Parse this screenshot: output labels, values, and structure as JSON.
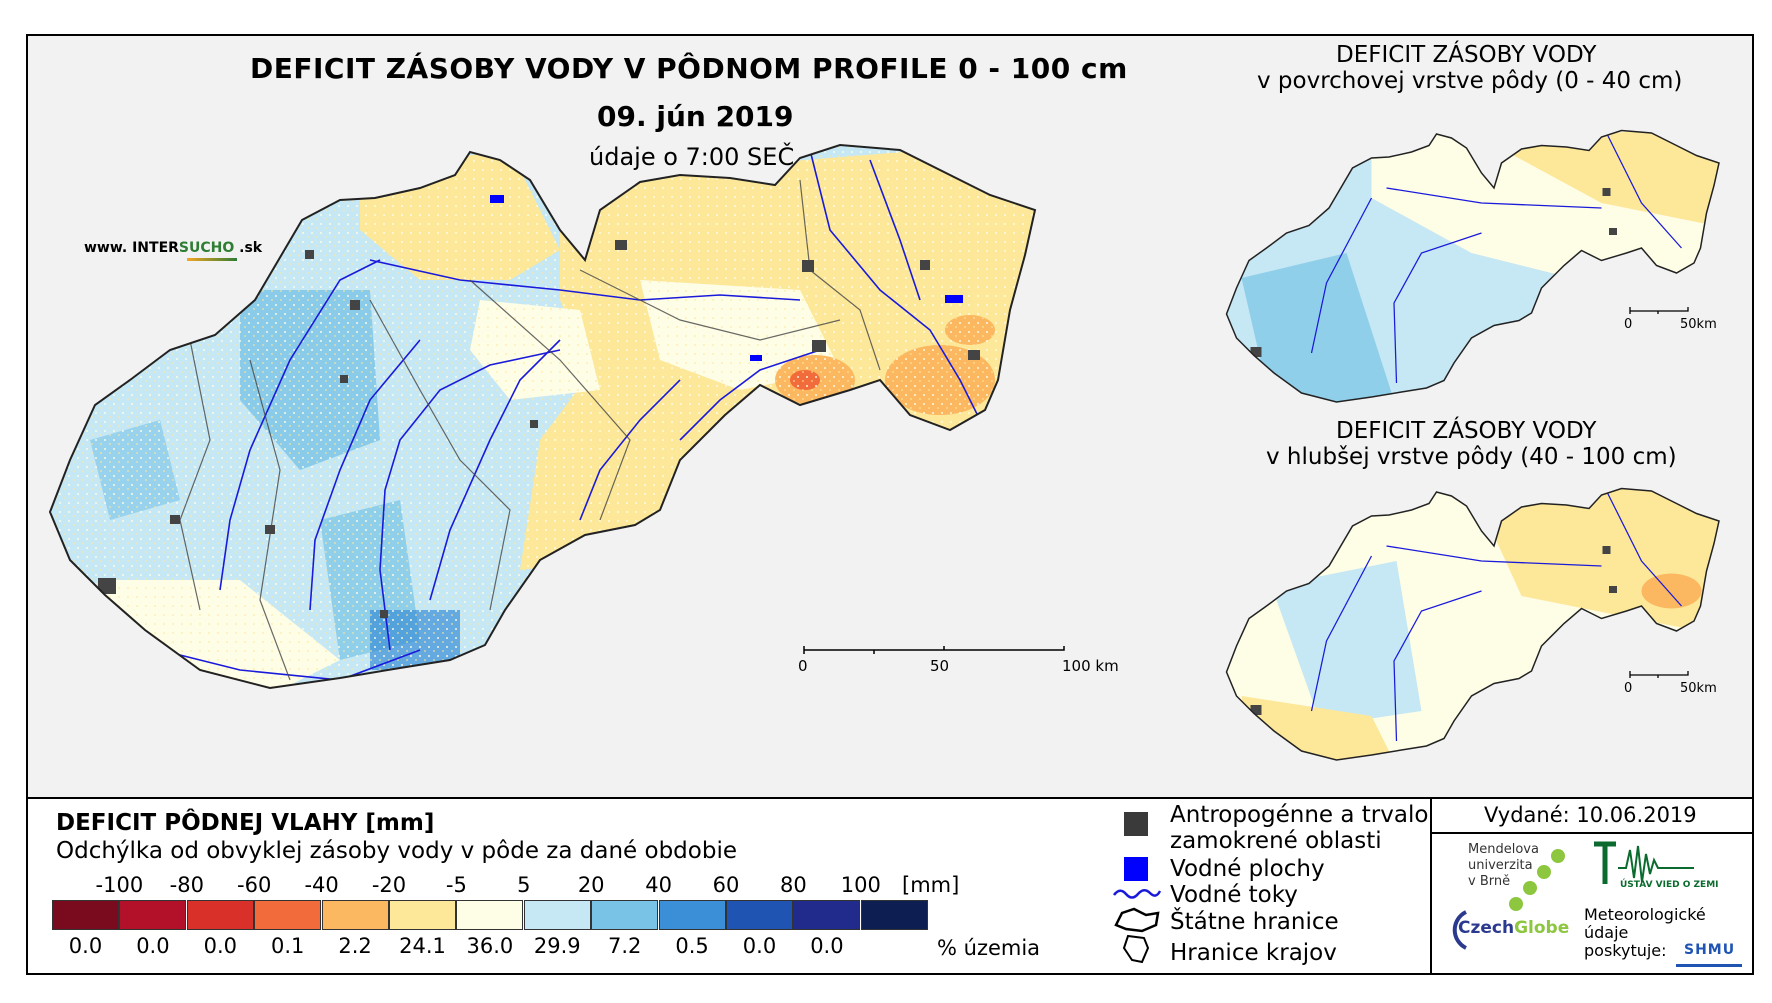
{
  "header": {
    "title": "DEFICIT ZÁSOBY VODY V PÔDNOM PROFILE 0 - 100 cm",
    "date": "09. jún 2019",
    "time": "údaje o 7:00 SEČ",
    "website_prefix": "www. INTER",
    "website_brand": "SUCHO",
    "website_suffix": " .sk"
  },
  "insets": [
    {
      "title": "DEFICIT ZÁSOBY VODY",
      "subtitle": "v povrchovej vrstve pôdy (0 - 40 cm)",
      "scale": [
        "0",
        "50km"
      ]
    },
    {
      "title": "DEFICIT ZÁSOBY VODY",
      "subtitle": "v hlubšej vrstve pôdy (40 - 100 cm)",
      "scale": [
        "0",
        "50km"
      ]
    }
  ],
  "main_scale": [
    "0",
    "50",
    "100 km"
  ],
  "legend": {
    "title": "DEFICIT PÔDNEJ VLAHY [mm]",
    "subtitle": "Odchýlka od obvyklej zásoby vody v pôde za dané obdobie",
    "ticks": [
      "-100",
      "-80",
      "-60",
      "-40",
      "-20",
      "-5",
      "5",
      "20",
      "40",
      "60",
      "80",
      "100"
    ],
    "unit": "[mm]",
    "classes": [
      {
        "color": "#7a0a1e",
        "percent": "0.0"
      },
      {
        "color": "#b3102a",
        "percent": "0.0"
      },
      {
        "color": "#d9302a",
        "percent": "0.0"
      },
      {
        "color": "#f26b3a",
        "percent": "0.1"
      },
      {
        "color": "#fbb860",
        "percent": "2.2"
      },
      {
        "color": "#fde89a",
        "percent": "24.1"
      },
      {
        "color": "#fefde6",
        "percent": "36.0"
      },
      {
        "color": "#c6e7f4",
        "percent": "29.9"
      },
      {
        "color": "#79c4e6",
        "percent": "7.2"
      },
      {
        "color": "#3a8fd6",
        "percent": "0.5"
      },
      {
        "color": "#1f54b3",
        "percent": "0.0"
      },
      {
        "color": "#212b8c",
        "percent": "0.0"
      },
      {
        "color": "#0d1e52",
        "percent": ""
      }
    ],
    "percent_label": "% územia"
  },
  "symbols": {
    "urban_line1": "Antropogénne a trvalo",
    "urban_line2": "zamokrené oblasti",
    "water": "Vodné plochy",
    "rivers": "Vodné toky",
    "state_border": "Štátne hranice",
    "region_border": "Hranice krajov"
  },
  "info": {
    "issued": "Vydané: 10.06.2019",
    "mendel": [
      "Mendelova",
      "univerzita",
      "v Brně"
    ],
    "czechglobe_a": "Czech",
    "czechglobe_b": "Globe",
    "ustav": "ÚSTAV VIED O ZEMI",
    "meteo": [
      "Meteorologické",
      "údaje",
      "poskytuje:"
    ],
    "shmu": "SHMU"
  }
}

-- -- --

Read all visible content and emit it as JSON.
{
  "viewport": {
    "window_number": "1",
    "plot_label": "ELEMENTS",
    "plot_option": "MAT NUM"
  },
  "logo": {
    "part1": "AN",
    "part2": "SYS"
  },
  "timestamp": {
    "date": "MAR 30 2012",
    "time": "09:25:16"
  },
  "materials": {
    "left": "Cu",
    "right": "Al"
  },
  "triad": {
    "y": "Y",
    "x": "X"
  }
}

-- -- --

## EXERCISE TASK
Return every line above that contains the word "pôdy".

## RESPONSE BELOW
      "subtitle": "v povrchovej vrstve pôdy (0 - 40 cm)",
      "subtitle": "v hlubšej vrstve pôdy (40 - 100 cm)",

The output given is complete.